[Stored records]
## Begin

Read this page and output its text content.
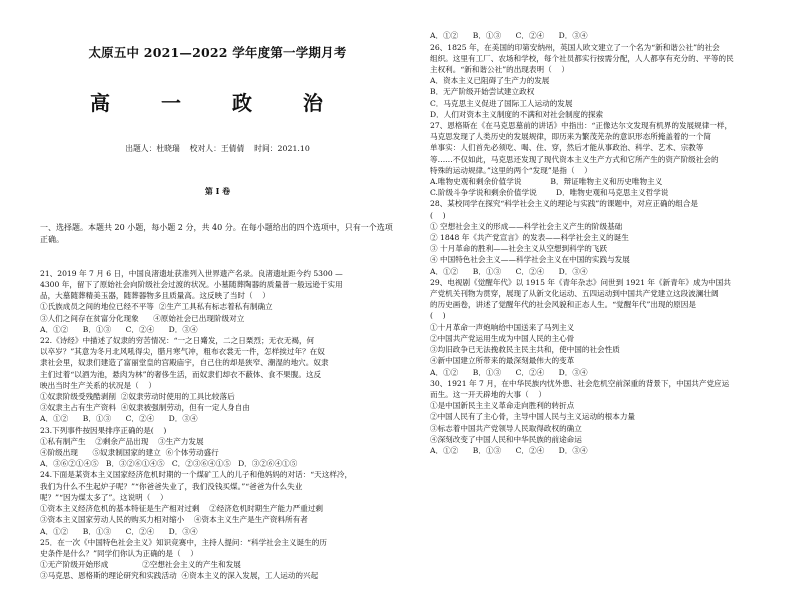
太原五中 2021—2022 学年度第一学期月考

高 一 政 治

出题人：杜晓瑞    校对人：王倩倩    时间：2021.10

第 I 卷

一、选择题。本题共 20 小题，每小题 2 分，共 40 分。在每小题给出的四个选项中，只有一个选项正确。

21、2019 年 7 月 6 日，中国良渚遗址获准列入世界遗产名录。良渚遗址距今约 5300 —
4300 年，留下了原始社会向阶级社会过渡的状况。小墓随葬陶器的质量普一般远逊于实用
品，大墓随葬精美玉器，随葬器物多且质量高。这反映了当时（    ）
①氏族成员之间的地位已经不平等  ②生产工具私有标志着私有制确立
③人们之间存在贫富分化现象      ④原始社会已出现阶级对立
A．①②      B．①③      C．②④      D．③④
22.《诗经》中描述了奴隶的穷苦情况：“一之日觱发，二之日栗烈；无衣无褐，何
以卒岁？”其意为冬月北风吼得尖，腊月寒气冲，粗布衣裳无一件，怎样挨过年？在奴
隶社会里，奴隶们建造了富丽堂皇的宫殿庙宇，自己住的却是狭窄、潮湿的地穴。奴隶
主们过着“以酒为池，悬肉为林”的奢侈生活，而奴隶们却衣不蔽体、食不果腹。这反
映出当时生产关系的状况是（    ）
①奴隶阶级受残酷剥削  ②奴隶劳动时使用的工具比较落后
③奴隶主占有生产资料  ④奴隶被强制劳动，但有一定人身自由
A．①②      B．①③      C．②④      D．③④
23.下列事件按因果排序正确的是(    )
①私有制产生    ②剩余产品出现    ③生产力发展
④阶级出现      ⑤奴隶制国家的建立  ⑥个体劳动盛行
A．③⑥②①④⑤   B．③②⑥①④⑤   C．②③⑥④①⑤   D．③②⑥④①⑤
24.下面是某资本主义国家经济危机时期的一个煤矿工人的儿子和他妈妈的对话：“天这样冷，
我们为什么不生起炉子呢？”“你爸爸失业了，我们没钱买煤。”“爸爸为什么失业
呢？”“因为煤太多了”。这说明（    ）
①资本主义经济危机的基本特征是生产相对过剩    ②经济危机时期生产能力严重过剩
③资本主义国家劳动人民的购买力相对缩小    ④资本主义生产是生产资料所有者
A．①②      B．①③      C．②④      D．③④
25．在一次《中国特色社会主义》知识竞赛中，主持人提问：“科学社会主义诞生的历
史条件是什么？”同学们你认为正确的是（    ）
①无产阶级开始形成              ②空想社会主义的产生和发展
③马克思、恩格斯的理论研究和实践活动  ④资本主义的深入发展，工人运动的兴起

A．①②      B．①③      C．②④      D．③④
26、1825 年，在美国的印第安纳州，英国人欧文建立了一个名为“新和谐公社”的社会
组织。这里有工厂、农场和学校，每个社员都实行按需分配，人人都享有充分的、平等的民
主权利。“新和谐公社”的出现表明（    ）
A．资本主义已阻碍了生产力的发展
B．无产阶级开始尝试建立政权
C．马克思主义促进了国际工人运动的发展
D．人们对资本主义制度的不满和对社会制度的探索
27、恩格斯在《在马克思墓前的讲话》中指出：“正像达尔文发现有机界的发展规律一样，
马克思发现了人类历史的发展规律，即历来为繁茂芜杂的意识形态所掩盖着的一个简
单事实：人们首先必须吃、喝、住、穿，然后才能从事政治、科学、艺术、宗教等
等……不仅如此，马克思还发现了现代资本主义生产方式和它所产生的资产阶级社会的
特殊的运动规律。”这里的两个“发现”是指（    ）
A.唯物史观和剩余价值学说            B．辩证唯物主义和历史唯物主义
C.阶级斗争学说和剩余价值学说        D．唯物史观和马克思主义哲学说
28、某校同学在探究“科学社会主义的理论与实践”的课题中，对应正确的组合是
(    )
① 空想社会主义的形成——科学社会主义产生的阶级基础
② 1848 年《共产党宣言》的发表——科学社会主义的诞生
③ 十月革命的胜利——社会主义从空想到科学的飞跃
④ 中国特色社会主义——科学社会主义在中国的实践与发展
A．①②      B．①③      C．②④      D．③④
29、电视剧《觉醒年代》以 1915 年《青年杂志》问世到 1921 年《新青年》成为中国共
产党机关刊物为贯穿，展现了从新文化运动、五四运动到中国共产党建立这段波澜壮阔
的历史画卷，讲述了觉醒年代的社会风貌和正态人生。“觉醒年代”出现的原因是
(    )
①十月革命一声炮响给中国送来了马列主义
②中国共产党运用生成为中国人民的主心骨
③均旧政争已无法挽救民主民主共和，使中国的社会性质
④新中国建立所带来的最深刻最伟大的变革
A．①②      B．①③      C．②④      D．③④
30、1921 年 7 月，在中华民族内忧外患、社会危机空前深重的背景下，中国共产党应运
而生。这一开天辟地的大事（    ）
①是中国新民主主义革命走向胜利的转折点
②中国人民有了主心骨，主导中国人民与主义运动的根本力量
③标志着中国共产党领导人民取得政权的确立
④深刻改变了中国人民和中华民族的前途命运
A．①②      B．①③      C．②④      D．③④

## End

STATED TASK | Each record above is to be restated exactly, with its pictures removed from the copy.

EXPECTED OUTPUT |
Read this page and output its text content.
太原五中 2021—2022 学年度第一学期月考

高 一 政 治

出题人：杜晓瑞    校对人：王倩倩    时间：2021.10

第 I 卷

一、选择题。本题共 20 小题，每小题 2 分，共 40 分。在每小题给出的四个选项中，只有一个选项正确。

21、2019 年 7 月 6 日，中国良渚遗址获准列入世界遗产名录。良渚遗址距今约 5300 —
4300 年，留下了原始社会向阶级社会过渡的状况。小墓随葬陶器的质量普一般远逊于实用
品，大墓随葬精美玉器，随葬器物多且质量高。这反映了当时（    ）
①氏族成员之间的地位已经不平等  ②生产工具私有标志着私有制确立
③人们之间存在贫富分化现象      ④原始社会已出现阶级对立
A．①②      B．①③      C．②④      D．③④
22.《诗经》中描述了奴隶的穷苦情况：“一之日觱发，二之日栗烈；无衣无褐，何
以卒岁？”其意为冬月北风吼得尖，腊月寒气冲，粗布衣裳无一件，怎样挨过年？在奴
隶社会里，奴隶们建造了富丽堂皇的宫殿庙宇，自己住的却是狭窄、潮湿的地穴。奴隶
主们过着“以酒为池，悬肉为林”的奢侈生活，而奴隶们却衣不蔽体、食不果腹。这反
映出当时生产关系的状况是（    ）
①奴隶阶级受残酷剥削  ②奴隶劳动时使用的工具比较落后
③奴隶主占有生产资料  ④奴隶被强制劳动，但有一定人身自由
A．①②      B．①③      C．②④      D．③④
23.下列事件按因果排序正确的是(    )
①私有制产生    ②剩余产品出现    ③生产力发展
④阶级出现      ⑤奴隶制国家的建立  ⑥个体劳动盛行
A．③⑥②①④⑤   B．③②⑥①④⑤   C．②③⑥④①⑤   D．③②⑥④①⑤
24.下面是某资本主义国家经济危机时期的一个煤矿工人的儿子和他妈妈的对话：“天这样冷，
我们为什么不生起炉子呢？”“你爸爸失业了，我们没钱买煤。”“爸爸为什么失业
呢？”“因为煤太多了”。这说明（    ）
①资本主义经济危机的基本特征是生产相对过剩    ②经济危机时期生产能力严重过剩
③资本主义国家劳动人民的购买力相对缩小    ④资本主义生产是生产资料所有者
A．①②      B．①③      C．②④      D．③④
25．在一次《中国特色社会主义》知识竞赛中，主持人提问：“科学社会主义诞生的历
史条件是什么？”同学们你认为正确的是（    ）
①无产阶级开始形成              ②空想社会主义的产生和发展
③马克思、恩格斯的理论研究和实践活动  ④资本主义的深入发展，工人运动的兴起

A．①②      B．①③      C．②④      D．③④
26、1825 年，在美国的印第安纳州，英国人欧文建立了一个名为“新和谐公社”的社会
组织。这里有工厂、农场和学校，每个社员都实行按需分配，人人都享有充分的、平等的民
主权利。“新和谐公社”的出现表明（    ）
A．资本主义已阻碍了生产力的发展
B．无产阶级开始尝试建立政权
C．马克思主义促进了国际工人运动的发展
D．人们对资本主义制度的不满和对社会制度的探索
27、恩格斯在《在马克思墓前的讲话》中指出：“正像达尔文发现有机界的发展规律一样，
马克思发现了人类历史的发展规律，即历来为繁茂芜杂的意识形态所掩盖着的一个简
单事实：人们首先必须吃、喝、住、穿，然后才能从事政治、科学、艺术、宗教等
等……不仅如此，马克思还发现了现代资本主义生产方式和它所产生的资产阶级社会的
特殊的运动规律。”这里的两个“发现”是指（    ）
A.唯物史观和剩余价值学说            B．辩证唯物主义和历史唯物主义
C.阶级斗争学说和剩余价值学说        D．唯物史观和马克思主义哲学说
28、某校同学在探究“科学社会主义的理论与实践”的课题中，对应正确的组合是
(    )
① 空想社会主义的形成——科学社会主义产生的阶级基础
② 1848 年《共产党宣言》的发表——科学社会主义的诞生
③ 十月革命的胜利——社会主义从空想到科学的飞跃
④ 中国特色社会主义——科学社会主义在中国的实践与发展
A．①②      B．①③      C．②④      D．③④
29、电视剧《觉醒年代》以 1915 年《青年杂志》问世到 1921 年《新青年》成为中国共
产党机关刊物为贯穿，展现了从新文化运动、五四运动到中国共产党建立这段波澜壮阔
的历史画卷，讲述了觉醒年代的社会风貌和正态人生。“觉醒年代”出现的原因是
(    )
①十月革命一声炮响给中国送来了马列主义
②中国共产党运用生成为中国人民的主心骨
③均旧政争已无法挽救民主民主共和，使中国的社会性质
④新中国建立所带来的最深刻最伟大的变革
A．①②      B．①③      C．②④      D．③④
30、1921 年 7 月，在中华民族内忧外患、社会危机空前深重的背景下，中国共产党应运
而生。这一开天辟地的大事（    ）
①是中国新民主主义革命走向胜利的转折点
②中国人民有了主心骨，主导中国人民与主义运动的根本力量
③标志着中国共产党领导人民取得政权的确立
④深刻改变了中国人民和中华民族的前途命运
A．①②      B．①③      C．②④      D．③④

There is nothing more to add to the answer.